◆ Set task ◆
Pick out every line that holds the string "μετὰ" and copy it.

◆ Collected data ◆
☆ ☆ ☆ ☆ ☆
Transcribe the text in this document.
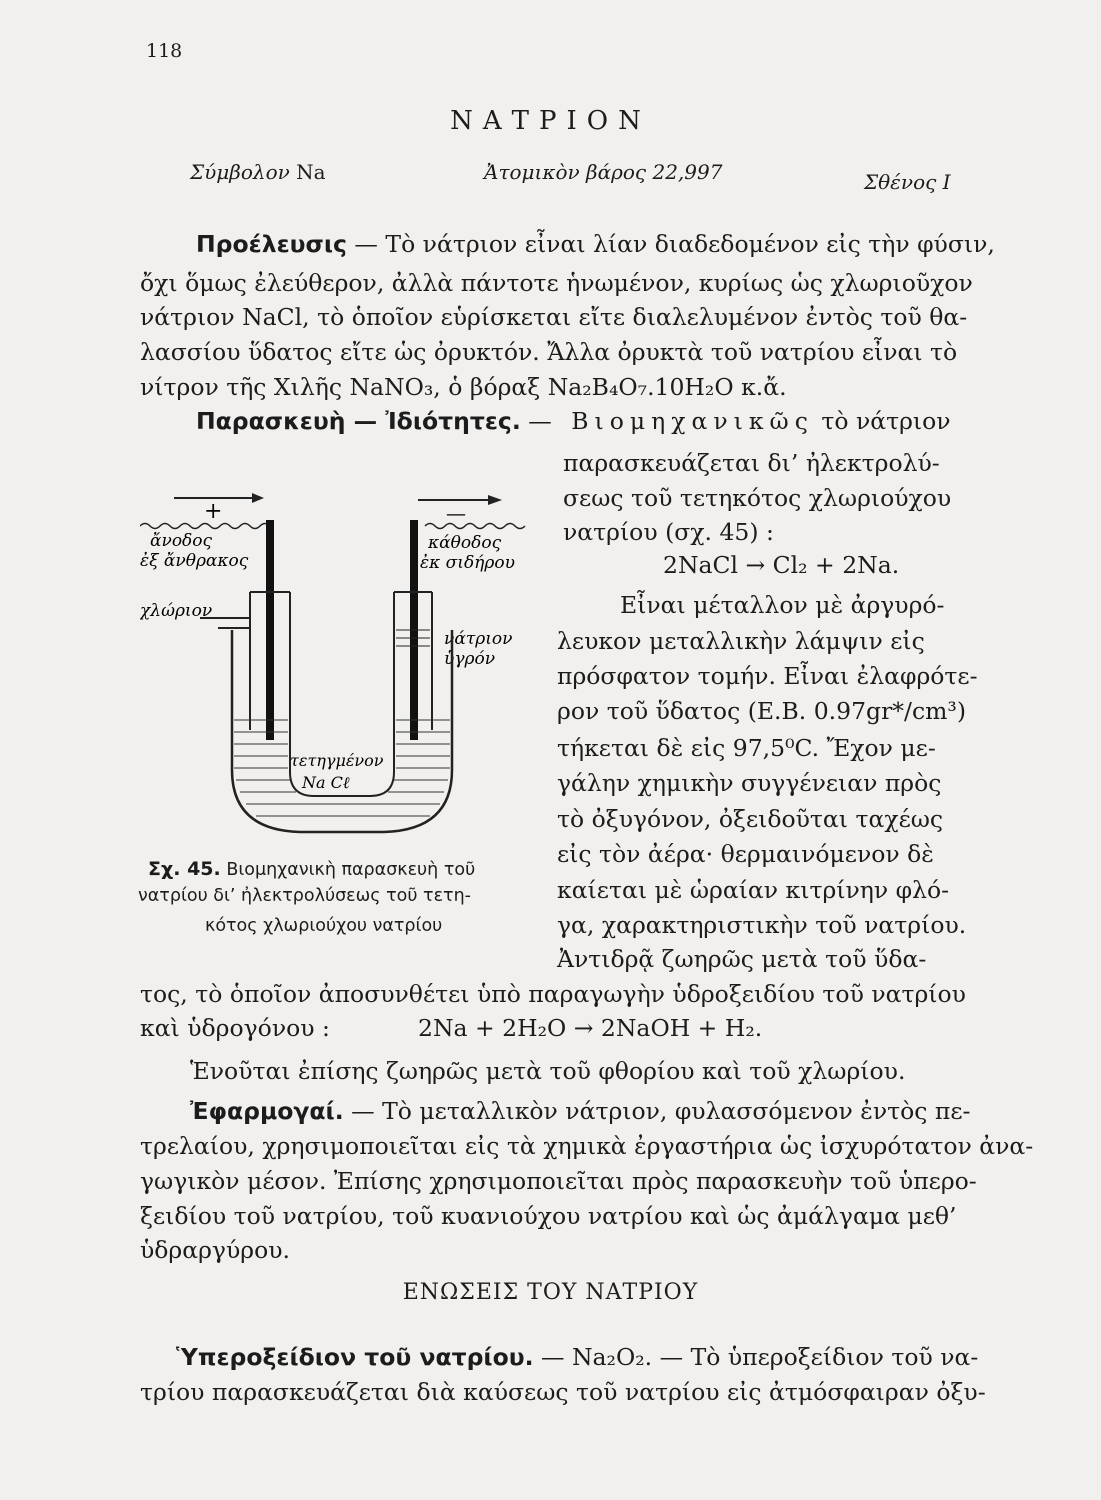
118
ΝΑΤΡΙΟΝ
Σύμβολον Na	Ἀτομικὸν βάρος 22,997	Σθένος Ι
Προέλευσις — Τὸ νάτριον εἶναι λίαν διαδεδομένον εἰς τὴν φύσιν,
ὄχι ὅμως ἐλεύθερον, ἀλλὰ πάντοτε ἡνωμένον, κυρίως ὡς χλωριοῦχον
νάτριον NaCl, τὸ ὁποῖον εὑρίσκεται εἴτε διαλελυμένον ἐντὸς τοῦ θα-
λασσίου ὕδατος εἴτε ὡς ὀρυκτόν. Ἄλλα ὀρυκτὰ τοῦ νατρίου εἶναι τὸ
νίτρον τῆς Χιλῆς NaNO₃, ὁ βόραξ Na₂B₄O₇.10H₂O κ.ἄ.
Παρασκευὴ — Ἰδιότητες. — Βιομηχανικῶς τὸ νάτριον
παρασκευάζεται δι’ ἠλεκτρολύ-
σεως τοῦ τετηκότος χλωριούχου
νατρίου (σχ. 45) :
2NaCl → Cl₂ + 2Na.
Εἶναι μέταλλον μὲ ἀργυρό-
λευκον μεταλλικὴν λάμψιν εἰς
πρόσφατον τομήν. Εἶναι ἐλαφρότε-
ρον τοῦ ὕδατος (Ε.Β. 0.97gr*/cm³)
τήκεται δὲ εἰς 97,5⁰C. Ἔχον με-
γάλην χημικὴν συγγένειαν πρὸς
τὸ ὀξυγόνον, ὀξειδοῦται ταχέως
εἰς τὸν ἀέρα· θερμαινόμενον δὲ
καίεται μὲ ὡραίαν κιτρίνην φλό-
γα, χαρακτηριστικὴν τοῦ νατρίου.
Ἀντιδρᾷ ζωηρῶς μετὰ τοῦ ὕδα-
τος, τὸ ὁποῖον ἀποσυνθέτει ὑπὸ παραγωγὴν ὑδροξειδίου τοῦ νατρίου
καὶ ὑδρογόνου :	2Na + 2H₂O → 2NaOH + H₂.
Ἑνοῦται ἐπίσης ζωηρῶς μετὰ τοῦ φθορίου καὶ τοῦ χλωρίου.
+	—
ἄνοδος
ἐξ ἄνθρακος
κάθοδος
ἐκ σιδήρου
χλώριον
νάτριον
ὑγρόν
τετηγμένον
Na Cℓ
Σχ. 45. Βιομηχανικὴ παρασκευὴ τοῦ
νατρίου δι’ ἠλεκτρολύσεως τοῦ τετη-
κότος χλωριούχου νατρίου
Ἐφαρμογαί. — Τὸ μεταλλικὸν νάτριον, φυλασσόμενον ἐντὸς πε-
τρελαίου, χρησιμοποιεῖται εἰς τὰ χημικὰ ἐργαστήρια ὡς ἰσχυρότατον ἀνα-
γωγικὸν μέσον. Ἐπίσης χρησιμοποιεῖται πρὸς παρασκευὴν τοῦ ὑπερο-
ξειδίου τοῦ νατρίου, τοῦ κυανιούχου νατρίου καὶ ὡς ἀμάλγαμα μεθ’
ὑδραργύρου.
ΕΝΩΣΕΙΣ ΤΟΥ ΝΑΤΡΙΟΥ
Ὑπεροξείδιον τοῦ νατρίου. — Na₂O₂. — Τὸ ὑπεροξείδιον τοῦ να-
τρίου παρασκευάζεται διὰ καύσεως τοῦ νατρίου εἰς ἀτμόσφαιραν ὀξυ-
☆ ☆ ☆ ☆ ☆
◆ Task result ◆
Ἀντιδρᾷ ζωηρῶς μετὰ τοῦ ὕδα-
Ἑνοῦται ἐπίσης ζωηρῶς μετὰ τοῦ φθορίου καὶ τοῦ χλωρίου.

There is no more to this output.